* [Work to complete]:
Copy out all lines that carry the word "values".

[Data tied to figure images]
**********
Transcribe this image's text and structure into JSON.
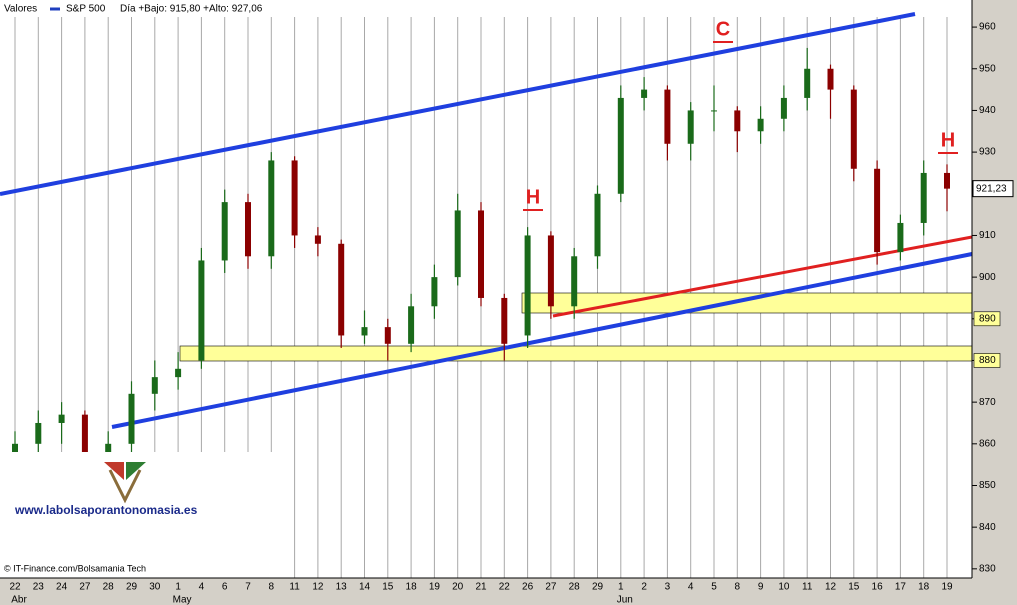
{
  "chart_data": {
    "type": "candlestick",
    "header_label": "Valores",
    "series_name": "S&P 500",
    "header_stats": "Día +Bajo: 915,80 +Alto: 927,06",
    "categories": [
      "22",
      "23",
      "24",
      "27",
      "28",
      "29",
      "30",
      "1",
      "4",
      "6",
      "7",
      "8",
      "11",
      "12",
      "13",
      "14",
      "15",
      "18",
      "19",
      "20",
      "21",
      "22",
      "26",
      "27",
      "28",
      "29",
      "1",
      "2",
      "3",
      "4",
      "5",
      "8",
      "9",
      "10",
      "11",
      "12",
      "15",
      "16",
      "17",
      "18",
      "19"
    ],
    "months": [
      "Abr",
      "May",
      "Jun"
    ],
    "open": [
      857,
      860,
      865,
      867,
      858,
      860,
      872,
      876,
      880,
      904,
      918,
      905,
      928,
      910,
      908,
      886,
      888,
      884,
      893,
      900,
      916,
      895,
      886,
      910,
      893,
      905,
      920,
      943,
      945,
      932,
      940,
      940,
      935,
      938,
      943,
      950,
      945,
      926,
      906,
      913,
      925
    ],
    "high": [
      863,
      868,
      870,
      868,
      863,
      875,
      880,
      882,
      907,
      921,
      920,
      930,
      929,
      912,
      909,
      892,
      890,
      896,
      903,
      920,
      918,
      896,
      912,
      911,
      907,
      922,
      946,
      948,
      946,
      942,
      946,
      941,
      941,
      946,
      955,
      951,
      946,
      928,
      915,
      928,
      927.06
    ],
    "low": [
      856,
      857,
      860,
      855,
      854,
      858,
      868,
      873,
      878,
      901,
      902,
      902,
      907,
      905,
      883,
      884,
      880,
      882,
      890,
      898,
      893,
      880,
      883,
      890,
      890,
      902,
      918,
      940,
      928,
      928,
      935,
      930,
      932,
      935,
      940,
      938,
      923,
      903,
      904,
      910,
      915.8
    ],
    "close": [
      860,
      865,
      867,
      858,
      860,
      872,
      876,
      878,
      904,
      918,
      905,
      928,
      910,
      908,
      886,
      888,
      884,
      893,
      900,
      916,
      895,
      884,
      910,
      893,
      905,
      920,
      943,
      945,
      932,
      940,
      940,
      935,
      938,
      943,
      950,
      945,
      926,
      906,
      913,
      925,
      921.23
    ],
    "up_color": "#1a6a1a",
    "down_color": "#8b0000",
    "ylim": [
      827.8,
      966.5
    ],
    "yticks": [
      830,
      840,
      850,
      860,
      870,
      880,
      890,
      900,
      910,
      920,
      930,
      940,
      950,
      960
    ],
    "price_tag": {
      "value": 921.23,
      "label": "921,23"
    },
    "annotations": [
      "C",
      "H",
      "H"
    ],
    "source": "© IT-Finance.com/Bolsamania Tech",
    "watermark": "www.labolsaporantonomasia.es"
  }
}
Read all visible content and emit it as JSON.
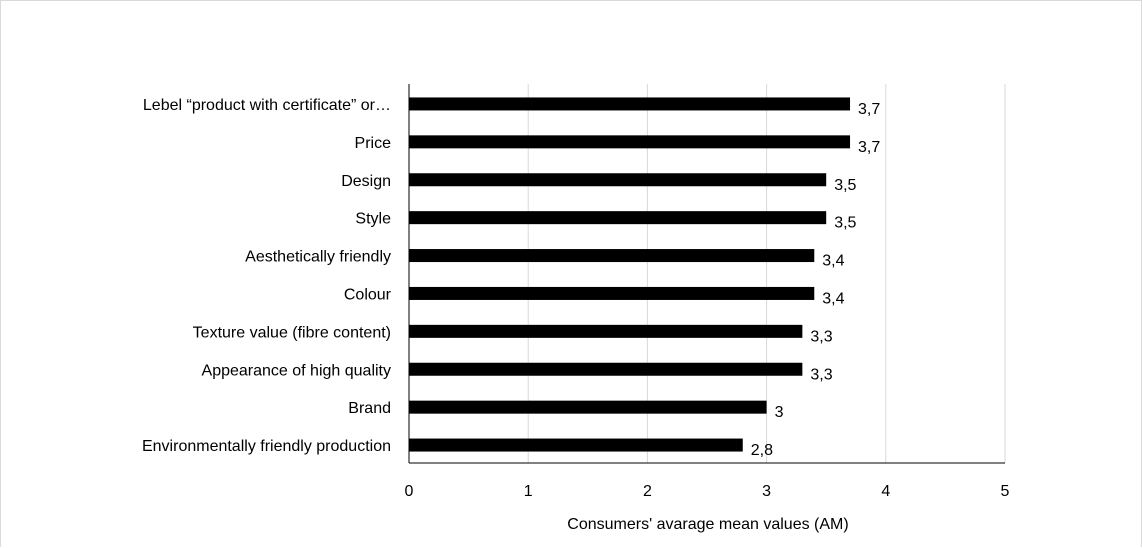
{
  "chart_data": {
    "type": "bar",
    "orientation": "horizontal",
    "title": "",
    "xlabel": "Consumers' avarage mean values (AM)",
    "ylabel": "",
    "xlim": [
      0,
      5
    ],
    "x_ticks": [
      "0",
      "1",
      "2",
      "3",
      "4",
      "5"
    ],
    "grid": true,
    "legend": "none",
    "categories": [
      "Lebel “product with certificate” or…",
      "Price",
      "Design",
      "Style",
      "Aesthetically friendly",
      "Colour",
      "Texture value (fibre content)",
      "Appearance of high quality ",
      "Brand",
      "Environmentally friendly production"
    ],
    "values": [
      3.7,
      3.7,
      3.5,
      3.5,
      3.4,
      3.4,
      3.3,
      3.3,
      3.0,
      2.8
    ],
    "data_labels": [
      "3,7",
      "3,7",
      "3,5",
      "3,5",
      "3,4",
      "3,4",
      "3,3",
      "3,3",
      "3",
      "2,8"
    ],
    "colors": {
      "bar": "#000000",
      "gridline": "#d9d9d9",
      "axis": "#000000",
      "frame": "#d9d9d9"
    }
  }
}
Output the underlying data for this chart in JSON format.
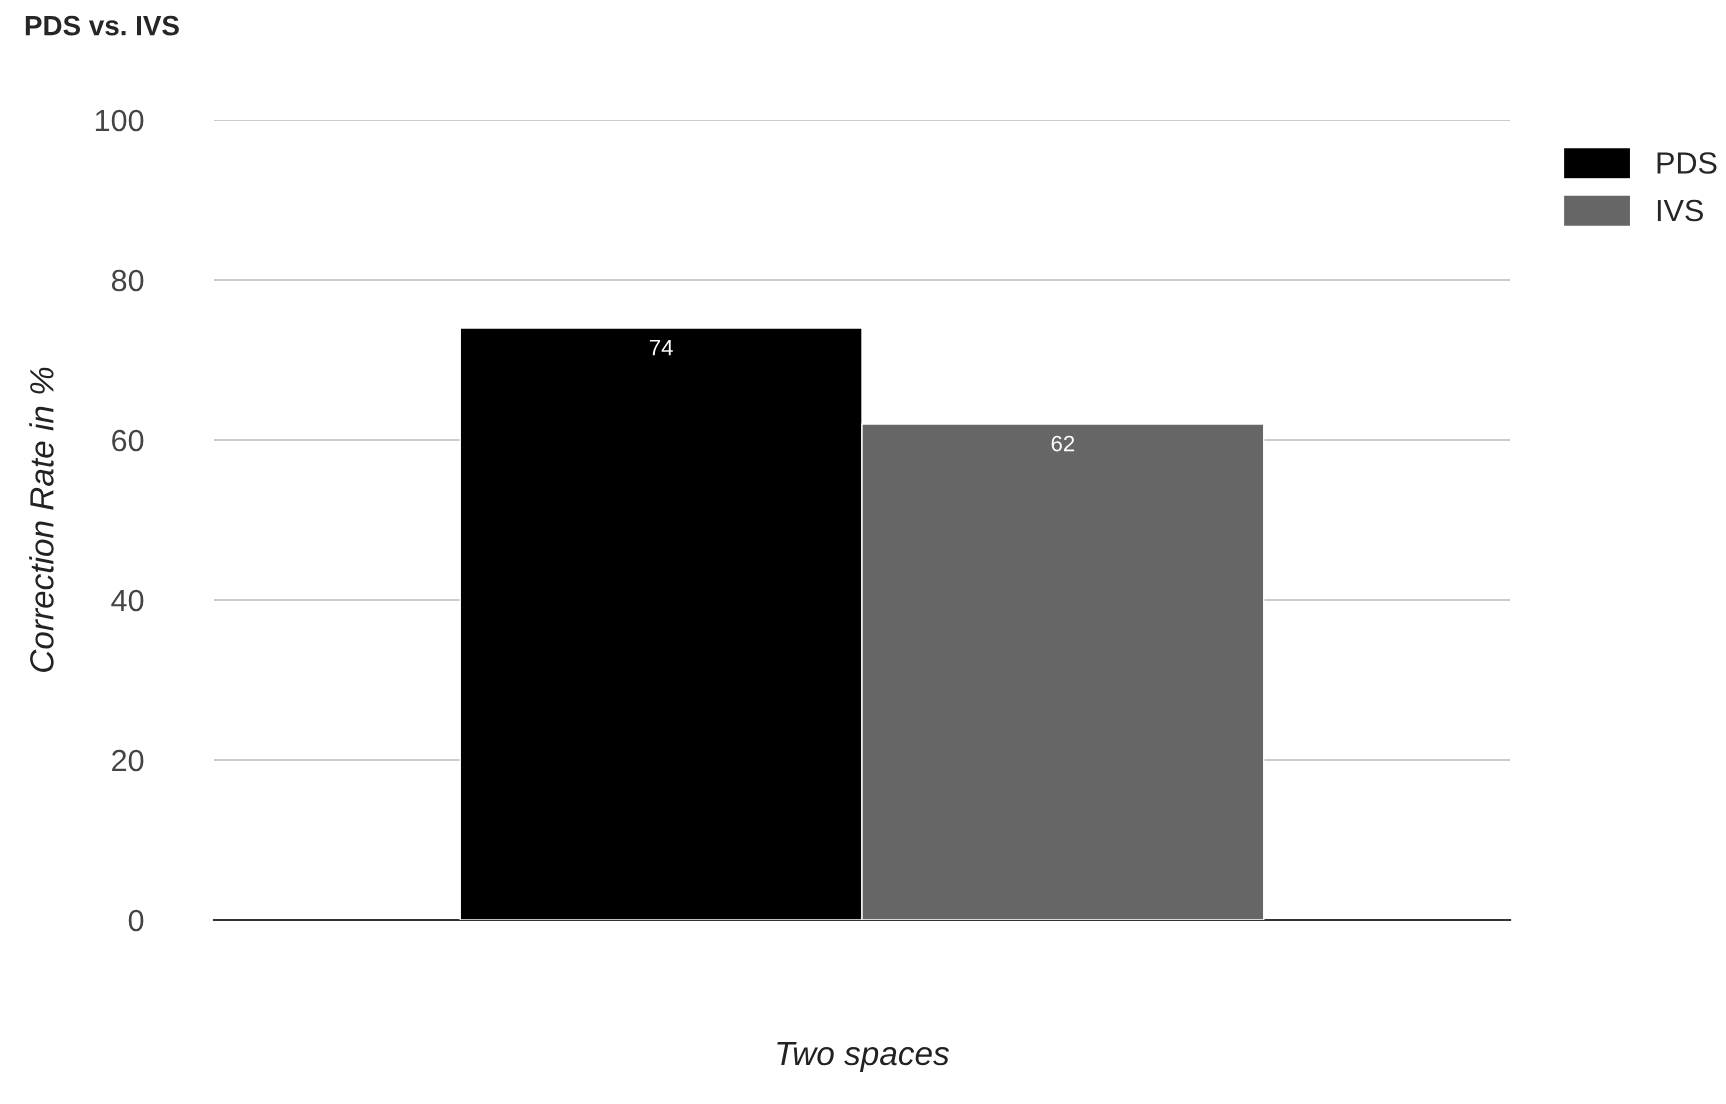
{
  "chart_data": {
    "type": "bar",
    "title": "PDS vs. IVS",
    "xlabel": "Two spaces",
    "ylabel": "Correction Rate in %",
    "categories": [
      null
    ],
    "series": [
      {
        "name": "PDS",
        "color": "#000000",
        "values": [
          74
        ]
      },
      {
        "name": "IVS",
        "color": "#666666",
        "values": [
          62
        ]
      }
    ],
    "ylim": [
      0,
      100
    ],
    "yticks": [
      0,
      20,
      40,
      60,
      80,
      100
    ],
    "grid": "y",
    "legend": "top right",
    "data_labels": true
  }
}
**********
* [Task result]:
    "xlabel": "Consumers' avarage mean values (AM)",
    "values": [
        "values": [
        "values": [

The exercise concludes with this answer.